Exercise: Gather all lines from the material that contain the word "into".

Provided data:
• • • • •
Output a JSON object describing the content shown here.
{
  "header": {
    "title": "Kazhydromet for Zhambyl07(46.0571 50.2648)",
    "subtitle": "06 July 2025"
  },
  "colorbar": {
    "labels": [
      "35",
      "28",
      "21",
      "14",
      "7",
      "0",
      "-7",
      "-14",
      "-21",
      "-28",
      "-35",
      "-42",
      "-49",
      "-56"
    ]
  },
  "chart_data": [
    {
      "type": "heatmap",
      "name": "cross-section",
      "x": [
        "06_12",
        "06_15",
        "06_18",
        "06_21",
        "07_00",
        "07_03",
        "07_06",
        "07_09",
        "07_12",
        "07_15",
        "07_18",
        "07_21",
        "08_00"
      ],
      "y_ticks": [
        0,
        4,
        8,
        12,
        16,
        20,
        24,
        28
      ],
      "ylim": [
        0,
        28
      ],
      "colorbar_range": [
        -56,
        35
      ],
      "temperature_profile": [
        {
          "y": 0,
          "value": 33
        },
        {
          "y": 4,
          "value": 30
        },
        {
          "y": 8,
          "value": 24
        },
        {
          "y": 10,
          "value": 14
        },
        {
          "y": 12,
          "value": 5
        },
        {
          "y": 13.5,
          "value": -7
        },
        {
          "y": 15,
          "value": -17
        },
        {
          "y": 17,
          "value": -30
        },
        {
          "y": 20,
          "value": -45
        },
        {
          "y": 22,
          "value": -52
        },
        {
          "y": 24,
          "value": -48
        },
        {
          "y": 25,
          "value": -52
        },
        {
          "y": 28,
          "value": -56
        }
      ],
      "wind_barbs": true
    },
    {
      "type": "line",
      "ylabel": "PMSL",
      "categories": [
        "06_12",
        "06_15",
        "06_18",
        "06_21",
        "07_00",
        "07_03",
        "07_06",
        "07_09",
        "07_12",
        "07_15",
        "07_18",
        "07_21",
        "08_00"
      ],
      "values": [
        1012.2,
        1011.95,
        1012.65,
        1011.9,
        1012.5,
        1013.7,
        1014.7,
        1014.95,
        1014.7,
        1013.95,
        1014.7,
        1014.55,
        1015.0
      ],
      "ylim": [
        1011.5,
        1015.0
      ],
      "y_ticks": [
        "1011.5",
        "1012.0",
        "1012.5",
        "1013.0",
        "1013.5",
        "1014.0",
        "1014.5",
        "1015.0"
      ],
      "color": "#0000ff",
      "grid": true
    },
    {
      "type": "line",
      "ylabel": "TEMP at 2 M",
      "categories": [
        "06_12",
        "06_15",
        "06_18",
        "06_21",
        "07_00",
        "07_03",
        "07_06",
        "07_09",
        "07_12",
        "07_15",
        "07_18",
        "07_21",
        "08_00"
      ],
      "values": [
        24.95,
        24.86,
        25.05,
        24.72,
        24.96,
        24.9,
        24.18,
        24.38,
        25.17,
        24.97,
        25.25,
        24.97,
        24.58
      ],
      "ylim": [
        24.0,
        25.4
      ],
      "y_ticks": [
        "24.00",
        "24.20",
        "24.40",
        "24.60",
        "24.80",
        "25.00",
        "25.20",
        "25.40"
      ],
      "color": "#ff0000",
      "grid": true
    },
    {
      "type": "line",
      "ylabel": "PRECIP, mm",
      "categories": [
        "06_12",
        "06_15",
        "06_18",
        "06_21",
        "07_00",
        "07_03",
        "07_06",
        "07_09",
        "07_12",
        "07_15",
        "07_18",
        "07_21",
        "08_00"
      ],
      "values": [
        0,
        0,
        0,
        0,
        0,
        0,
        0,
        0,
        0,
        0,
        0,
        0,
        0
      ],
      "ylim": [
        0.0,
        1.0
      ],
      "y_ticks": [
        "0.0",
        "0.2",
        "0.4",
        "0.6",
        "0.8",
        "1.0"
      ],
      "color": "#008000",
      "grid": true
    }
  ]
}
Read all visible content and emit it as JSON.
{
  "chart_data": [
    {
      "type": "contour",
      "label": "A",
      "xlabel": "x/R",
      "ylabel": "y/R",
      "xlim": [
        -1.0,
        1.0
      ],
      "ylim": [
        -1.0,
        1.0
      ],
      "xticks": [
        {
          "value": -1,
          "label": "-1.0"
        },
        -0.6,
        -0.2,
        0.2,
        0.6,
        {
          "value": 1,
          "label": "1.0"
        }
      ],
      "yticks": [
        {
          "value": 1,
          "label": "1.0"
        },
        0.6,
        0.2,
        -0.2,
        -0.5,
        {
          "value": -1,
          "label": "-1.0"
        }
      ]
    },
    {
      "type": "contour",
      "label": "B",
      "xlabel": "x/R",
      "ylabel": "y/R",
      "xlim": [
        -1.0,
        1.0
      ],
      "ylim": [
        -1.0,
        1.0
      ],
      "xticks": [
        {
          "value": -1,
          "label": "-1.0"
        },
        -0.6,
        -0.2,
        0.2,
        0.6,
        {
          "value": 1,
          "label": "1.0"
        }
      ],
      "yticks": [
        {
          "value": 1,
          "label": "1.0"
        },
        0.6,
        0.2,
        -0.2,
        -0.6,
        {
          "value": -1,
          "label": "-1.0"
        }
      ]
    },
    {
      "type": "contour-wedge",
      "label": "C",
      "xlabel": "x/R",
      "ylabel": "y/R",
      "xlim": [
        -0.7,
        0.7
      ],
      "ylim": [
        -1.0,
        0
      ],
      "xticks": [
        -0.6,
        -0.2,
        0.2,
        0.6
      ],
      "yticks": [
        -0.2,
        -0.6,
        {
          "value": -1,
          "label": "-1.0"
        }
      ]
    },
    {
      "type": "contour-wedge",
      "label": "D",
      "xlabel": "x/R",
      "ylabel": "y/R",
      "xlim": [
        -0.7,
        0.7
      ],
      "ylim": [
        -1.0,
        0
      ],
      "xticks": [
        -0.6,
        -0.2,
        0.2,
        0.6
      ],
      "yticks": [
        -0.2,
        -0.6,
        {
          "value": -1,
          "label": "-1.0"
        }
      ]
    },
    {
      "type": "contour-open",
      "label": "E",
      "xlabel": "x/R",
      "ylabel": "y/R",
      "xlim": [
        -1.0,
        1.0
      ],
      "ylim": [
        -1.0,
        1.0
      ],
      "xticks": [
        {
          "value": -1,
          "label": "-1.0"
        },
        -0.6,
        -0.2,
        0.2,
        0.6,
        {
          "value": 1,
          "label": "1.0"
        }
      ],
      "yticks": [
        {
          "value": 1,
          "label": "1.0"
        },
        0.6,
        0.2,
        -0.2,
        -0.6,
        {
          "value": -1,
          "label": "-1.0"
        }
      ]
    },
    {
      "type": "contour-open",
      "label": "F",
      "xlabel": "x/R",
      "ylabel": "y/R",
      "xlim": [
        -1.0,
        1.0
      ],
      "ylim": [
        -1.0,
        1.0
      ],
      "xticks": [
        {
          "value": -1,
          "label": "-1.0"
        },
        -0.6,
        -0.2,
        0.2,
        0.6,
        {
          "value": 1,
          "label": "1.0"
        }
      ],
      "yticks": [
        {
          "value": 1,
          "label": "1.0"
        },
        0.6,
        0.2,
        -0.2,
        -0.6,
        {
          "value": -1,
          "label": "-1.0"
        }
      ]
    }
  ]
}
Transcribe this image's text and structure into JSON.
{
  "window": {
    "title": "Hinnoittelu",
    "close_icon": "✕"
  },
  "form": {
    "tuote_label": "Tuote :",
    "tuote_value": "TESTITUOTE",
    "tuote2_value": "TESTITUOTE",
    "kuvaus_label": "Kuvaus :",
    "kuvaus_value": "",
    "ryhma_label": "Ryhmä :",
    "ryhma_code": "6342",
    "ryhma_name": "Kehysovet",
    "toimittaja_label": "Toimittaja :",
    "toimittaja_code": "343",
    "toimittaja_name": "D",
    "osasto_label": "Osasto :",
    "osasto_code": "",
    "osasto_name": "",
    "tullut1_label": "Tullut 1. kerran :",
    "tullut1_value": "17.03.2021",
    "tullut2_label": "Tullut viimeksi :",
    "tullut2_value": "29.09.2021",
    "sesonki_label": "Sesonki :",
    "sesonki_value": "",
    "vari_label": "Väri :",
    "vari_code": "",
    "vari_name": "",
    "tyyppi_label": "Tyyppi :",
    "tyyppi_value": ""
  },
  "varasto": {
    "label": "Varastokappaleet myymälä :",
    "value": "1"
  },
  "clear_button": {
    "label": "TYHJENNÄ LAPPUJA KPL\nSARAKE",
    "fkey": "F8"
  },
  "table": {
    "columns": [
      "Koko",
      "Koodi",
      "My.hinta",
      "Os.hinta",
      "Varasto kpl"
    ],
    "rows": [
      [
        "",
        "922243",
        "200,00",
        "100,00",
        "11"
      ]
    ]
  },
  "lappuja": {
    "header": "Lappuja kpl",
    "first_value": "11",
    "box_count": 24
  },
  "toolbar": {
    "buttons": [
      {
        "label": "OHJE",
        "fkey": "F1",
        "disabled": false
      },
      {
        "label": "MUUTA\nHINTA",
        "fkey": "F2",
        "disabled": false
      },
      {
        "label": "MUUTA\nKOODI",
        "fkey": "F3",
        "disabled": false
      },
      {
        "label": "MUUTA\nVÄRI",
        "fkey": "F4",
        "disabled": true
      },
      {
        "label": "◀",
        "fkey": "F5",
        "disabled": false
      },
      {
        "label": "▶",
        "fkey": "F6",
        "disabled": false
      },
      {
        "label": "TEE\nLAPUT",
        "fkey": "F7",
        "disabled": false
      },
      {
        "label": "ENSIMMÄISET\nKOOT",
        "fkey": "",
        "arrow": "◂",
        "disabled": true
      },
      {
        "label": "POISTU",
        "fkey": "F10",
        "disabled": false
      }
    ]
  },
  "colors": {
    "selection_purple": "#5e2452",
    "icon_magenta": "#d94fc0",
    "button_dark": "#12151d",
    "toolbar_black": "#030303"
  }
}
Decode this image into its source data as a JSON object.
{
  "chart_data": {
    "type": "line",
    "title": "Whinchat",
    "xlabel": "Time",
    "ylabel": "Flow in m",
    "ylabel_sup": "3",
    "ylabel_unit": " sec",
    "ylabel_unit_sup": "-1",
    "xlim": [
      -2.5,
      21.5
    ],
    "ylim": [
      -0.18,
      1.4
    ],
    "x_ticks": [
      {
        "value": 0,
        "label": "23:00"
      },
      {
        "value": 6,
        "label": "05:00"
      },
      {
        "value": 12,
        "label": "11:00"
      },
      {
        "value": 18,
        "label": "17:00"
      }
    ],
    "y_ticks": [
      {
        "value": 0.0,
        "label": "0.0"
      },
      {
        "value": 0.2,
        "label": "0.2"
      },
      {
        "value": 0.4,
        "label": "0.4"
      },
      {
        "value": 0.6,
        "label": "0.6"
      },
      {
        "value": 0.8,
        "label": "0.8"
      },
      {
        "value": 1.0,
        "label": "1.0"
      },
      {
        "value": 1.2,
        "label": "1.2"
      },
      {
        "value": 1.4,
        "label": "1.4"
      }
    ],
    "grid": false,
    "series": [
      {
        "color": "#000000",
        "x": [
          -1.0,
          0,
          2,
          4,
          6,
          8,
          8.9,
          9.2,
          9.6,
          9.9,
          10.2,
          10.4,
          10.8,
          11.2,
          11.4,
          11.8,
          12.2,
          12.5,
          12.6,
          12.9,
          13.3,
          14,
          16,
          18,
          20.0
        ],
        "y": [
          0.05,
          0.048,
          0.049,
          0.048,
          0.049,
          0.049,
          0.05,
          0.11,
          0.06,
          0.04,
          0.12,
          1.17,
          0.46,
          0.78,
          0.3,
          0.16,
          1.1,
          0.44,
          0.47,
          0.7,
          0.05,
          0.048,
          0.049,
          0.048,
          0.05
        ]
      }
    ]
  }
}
• • • • •
Exercise output:
Transcribe this image's text and structure into JSON.
Decode this image into its source data as a JSON object.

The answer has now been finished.